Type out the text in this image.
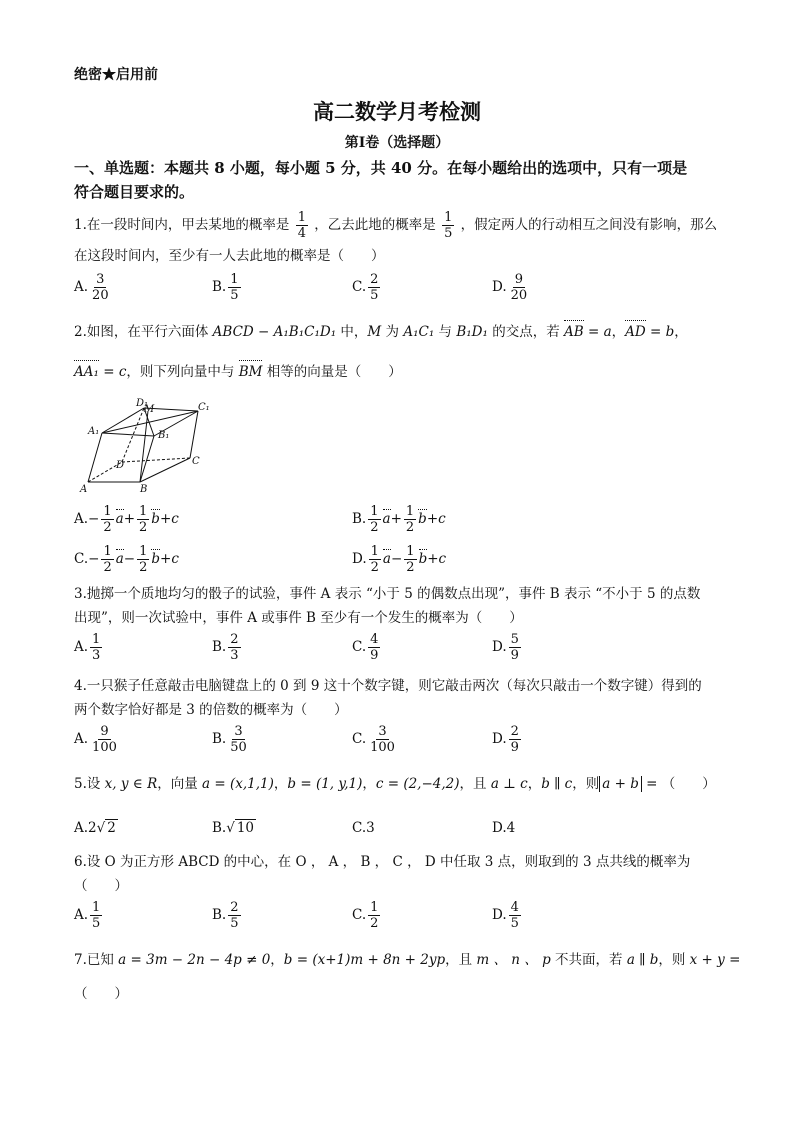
绝密★启用前
高二数学月考检测
第Ⅰ卷（选择题）
一、单选题：本题共 8 小题，每小题 5 分，共 40 分。在每小题给出的选项中，只有一项是
符合题目要求的。
1.在一段时间内，甲去某地的概率是 $\frac{1}{4}$ ，乙去此地的概率是 $\frac{1}{5}$ ，假定两人的行动相互之间没有影响，那么
在这段时间内，至少有一人去此地的概率是（　　）
A. $\frac{3}{20}$	B. $\frac{1}{5}$	C. $\frac{2}{5}$	D. $\frac{9}{20}$
2.如图，在平行六面体 ABCD − A₁B₁C₁D₁ 中，M 为 A₁C₁ 与 B₁D₁ 的交点，若 AB = a，AD = b，
AA₁ = c，则下列向量中与 BM 相等的向量是（　　）
D₁
M	C₁
A₁	B₁
D	C
A	B
$A.- \frac{1}{2} a+ \frac{1}{2} b+c$	B. $\frac{1}{2} a+ \frac{1}{2} b+c$
$C.- \frac{1}{2} a- \frac{1}{2} b+c$	D. $\frac{1}{2} a- \frac{1}{2} b+c$
3.抛掷一个质地均匀的骰子的试验，事件 A 表示 “小于 5 的偶数点出现”，事件 B 表示 “不小于 5 的点数
出现”，则一次试验中，事件 A 或事件 B 至少有一个发生的概率为（　　）
A. $\frac{1}{3}$	B. $\frac{2}{3}$	C. $\frac{4}{9}$	D. $\frac{5}{9}$
4.一只猴子任意敲击电脑键盘上的 0 到 9 这十个数字键，则它敲击两次（每次只敲击一个数字键）得到的
两个数字恰好都是 3 的倍数的概率为（　　）
A. $\frac{9}{100}$	B. $\frac{3}{50}$	C. $\frac{3}{100}$	D. $\frac{2}{9}$
5.设 x, y ∈ R，向量 a = (x,1,1)，b = (1, y,1)，c = (2,−4,2)，且 a ⊥ c，b ∥ c，则 a + b = （　　）
A.2√ 2	B.√ 10	C.3	D.4
6.设 O 为正方形 ABCD 的中心，在 O ， A ， B ， C ， D 中任取 3 点，则取到的 3 点共线的概率为
（　　）
A. $\frac{1}{5}$	B. $\frac{2}{5}$	C. $\frac{1}{2}$	D. $\frac{4}{5}$
7.已知 a = 3m − 2n − 4p ≠ 0，b = (x+1)m + 8n + 2yp，且 m 、 n 、 p 不共面，若 a ∥ b，则 x + y =
（　　）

^^^^^^^^

> THE TASK:
Reproduce the material above verbatim; omit every picture.

> REPLY TO THE TASK:
Type out the text in this image.
绝密★启用前
高二数学月考检测
第Ⅰ卷（选择题）
一、单选题：本题共 8 小题，每小题 5 分，共 40 分。在每小题给出的选项中，只有一项是
符合题目要求的。
1.在一段时间内，甲去某地的概率是 $\frac{1}{4}$ ，乙去此地的概率是 $\frac{1}{5}$ ，假定两人的行动相互之间没有影响，那么
在这段时间内，至少有一人去此地的概率是（　　）
A. $\frac{3}{20}$	B. $\frac{1}{5}$	C. $\frac{2}{5}$	D. $\frac{9}{20}$
2.如图，在平行六面体 ABCD − A₁B₁C₁D₁ 中，M 为 A₁C₁ 与 B₁D₁ 的交点，若 AB = a，AD = b，
AA₁ = c，则下列向量中与 BM 相等的向量是（　　）
D₁
M	C₁
A₁	B₁
D	C
A	B
$A.- \frac{1}{2} a+ \frac{1}{2} b+c$	B. $\frac{1}{2} a+ \frac{1}{2} b+c$
$C.- \frac{1}{2} a- \frac{1}{2} b+c$	D. $\frac{1}{2} a- \frac{1}{2} b+c$
3.抛掷一个质地均匀的骰子的试验，事件 A 表示 “小于 5 的偶数点出现”，事件 B 表示 “不小于 5 的点数
出现”，则一次试验中，事件 A 或事件 B 至少有一个发生的概率为（　　）
A. $\frac{1}{3}$	B. $\frac{2}{3}$	C. $\frac{4}{9}$	D. $\frac{5}{9}$
4.一只猴子任意敲击电脑键盘上的 0 到 9 这十个数字键，则它敲击两次（每次只敲击一个数字键）得到的
两个数字恰好都是 3 的倍数的概率为（　　）
A. $\frac{9}{100}$	B. $\frac{3}{50}$	C. $\frac{3}{100}$	D. $\frac{2}{9}$
5.设 x, y ∈ R，向量 a = (x,1,1)，b = (1, y,1)，c = (2,−4,2)，且 a ⊥ c，b ∥ c，则 a + b = （　　）
A.2√ 2	B.√ 10	C.3	D.4
6.设 O 为正方形 ABCD 的中心，在 O ， A ， B ， C ， D 中任取 3 点，则取到的 3 点共线的概率为
（　　）
A. $\frac{1}{5}$	B. $\frac{2}{5}$	C. $\frac{1}{2}$	D. $\frac{4}{5}$
7.已知 a = 3m − 2n − 4p ≠ 0，b = (x+1)m + 8n + 2yp，且 m 、 n 、 p 不共面，若 a ∥ b，则 x + y =
（　　）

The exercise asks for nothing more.